>>

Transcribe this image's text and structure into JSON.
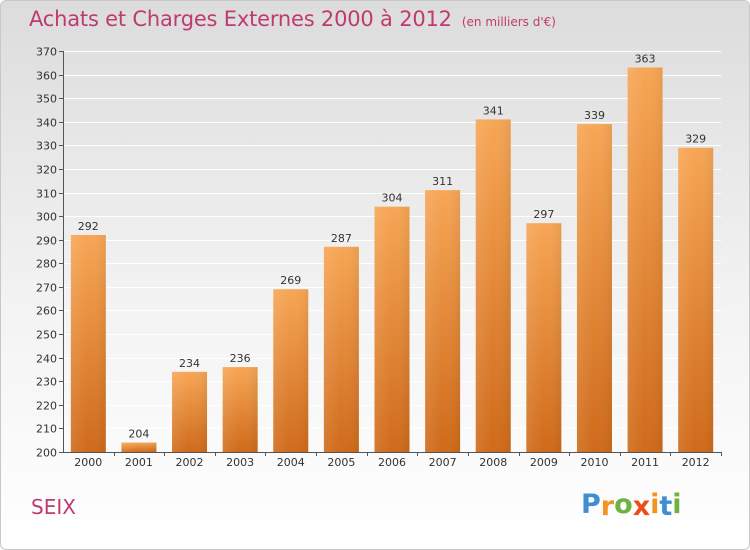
{
  "colors": {
    "title": "#bf3b6f",
    "bar_light": "#f7a655",
    "bar_dark": "#cf6a1a",
    "axis": "#555555",
    "grid": "#ffffff"
  },
  "header": {
    "title": "Achats et Charges Externes 2000 à 2012",
    "unit": "(en milliers d'€)"
  },
  "footer": {
    "commune": "SEIX",
    "logo": {
      "letters": [
        "P",
        "r",
        "o",
        "x",
        "i",
        "t",
        "i"
      ],
      "letter_colors": [
        "#3f8fd0",
        "#f39322",
        "#6cb33f",
        "#e94e1b",
        "#f39322",
        "#3f8fd0",
        "#6cb33f"
      ]
    }
  },
  "chart_data": {
    "type": "bar",
    "title": "Achats et Charges Externes 2000 à 2012",
    "subtitle": "(en milliers d'€)",
    "xlabel": "",
    "ylabel": "",
    "categories": [
      "2000",
      "2001",
      "2002",
      "2003",
      "2004",
      "2005",
      "2006",
      "2007",
      "2008",
      "2009",
      "2010",
      "2011",
      "2012"
    ],
    "values": [
      292,
      204,
      234,
      236,
      269,
      287,
      304,
      311,
      341,
      297,
      339,
      363,
      329
    ],
    "ylim": [
      200,
      370
    ],
    "yticks": [
      200,
      210,
      220,
      230,
      240,
      250,
      260,
      270,
      280,
      290,
      300,
      310,
      320,
      330,
      340,
      350,
      360,
      370
    ],
    "grid": true,
    "legend": "none"
  }
}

<<

### Task goal
Repeat all the records above exactly, leaving out any pictures.

### Result of the task
Transcribe this image's text and structure into JSON.
{
  "colors": {
    "title": "#bf3b6f",
    "bar_light": "#f7a655",
    "bar_dark": "#cf6a1a",
    "axis": "#555555",
    "grid": "#ffffff"
  },
  "header": {
    "title": "Achats et Charges Externes 2000 à 2012",
    "unit": "(en milliers d'€)"
  },
  "footer": {
    "commune": "SEIX",
    "logo": {
      "letters": [
        "P",
        "r",
        "o",
        "x",
        "i",
        "t",
        "i"
      ],
      "letter_colors": [
        "#3f8fd0",
        "#f39322",
        "#6cb33f",
        "#e94e1b",
        "#f39322",
        "#3f8fd0",
        "#6cb33f"
      ]
    }
  },
  "chart_data": {
    "type": "bar",
    "title": "Achats et Charges Externes 2000 à 2012",
    "subtitle": "(en milliers d'€)",
    "xlabel": "",
    "ylabel": "",
    "categories": [
      "2000",
      "2001",
      "2002",
      "2003",
      "2004",
      "2005",
      "2006",
      "2007",
      "2008",
      "2009",
      "2010",
      "2011",
      "2012"
    ],
    "values": [
      292,
      204,
      234,
      236,
      269,
      287,
      304,
      311,
      341,
      297,
      339,
      363,
      329
    ],
    "ylim": [
      200,
      370
    ],
    "yticks": [
      200,
      210,
      220,
      230,
      240,
      250,
      260,
      270,
      280,
      290,
      300,
      310,
      320,
      330,
      340,
      350,
      360,
      370
    ],
    "grid": true,
    "legend": "none"
  }
}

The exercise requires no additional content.